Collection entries
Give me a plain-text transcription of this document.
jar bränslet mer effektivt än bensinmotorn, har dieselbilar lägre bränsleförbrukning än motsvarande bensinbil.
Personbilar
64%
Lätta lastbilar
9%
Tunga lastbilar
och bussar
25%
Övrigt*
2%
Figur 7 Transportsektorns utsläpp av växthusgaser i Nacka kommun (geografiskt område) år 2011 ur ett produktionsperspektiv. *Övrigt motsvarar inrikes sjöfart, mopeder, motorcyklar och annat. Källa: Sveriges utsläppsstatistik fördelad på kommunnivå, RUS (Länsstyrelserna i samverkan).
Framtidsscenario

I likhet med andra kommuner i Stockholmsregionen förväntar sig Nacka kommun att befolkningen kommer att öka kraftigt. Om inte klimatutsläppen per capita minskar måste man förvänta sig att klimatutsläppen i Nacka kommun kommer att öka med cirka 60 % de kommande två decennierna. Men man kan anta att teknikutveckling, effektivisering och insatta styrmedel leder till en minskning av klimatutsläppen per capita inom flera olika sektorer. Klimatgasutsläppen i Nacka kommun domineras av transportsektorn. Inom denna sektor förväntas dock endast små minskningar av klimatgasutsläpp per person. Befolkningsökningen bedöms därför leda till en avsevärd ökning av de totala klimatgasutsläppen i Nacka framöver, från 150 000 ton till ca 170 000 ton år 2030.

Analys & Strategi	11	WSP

EXERCISE BRIEF:
Pick out the lines that contain "Nacka" and copy them.

RIGHT ANSWER:
Figur 7 Transportsektorns utsläpp av växthusgaser i Nacka kommun (geografiskt område) år 2011 ur ett produktionsperspektiv. *Övrigt motsvarar inrikes sjöfart, mopeder, motorcyklar och annat. Källa: Sveriges utsläppsstatistik fördelad på kommunnivå, RUS (Länsstyrelserna i samverkan).
I likhet med andra kommuner i Stockholmsregionen förväntar sig Nacka kommun att befolkningen kommer att öka kraftigt. Om inte klimatutsläppen per capita minskar måste man förvänta sig att klimatutsläppen i Nacka kommun kommer att öka med cirka 60 % de kommande två decennierna. Men man kan anta att teknikutveckling, effektivisering och insatta styrmedel leder till en minskning av klimatutsläppen per capita inom flera olika sektorer. Klimatgasutsläppen i Nacka kommun domineras av transportsektorn. Inom denna sektor förväntas dock endast små minskningar av klimatgasutsläpp per person. Befolkningsökningen bedöms därför leda till en avsevärd ökning av de totala klimatgasutsläppen i Nacka framöver, från 150 000 ton till ca 170 000 ton år 2030.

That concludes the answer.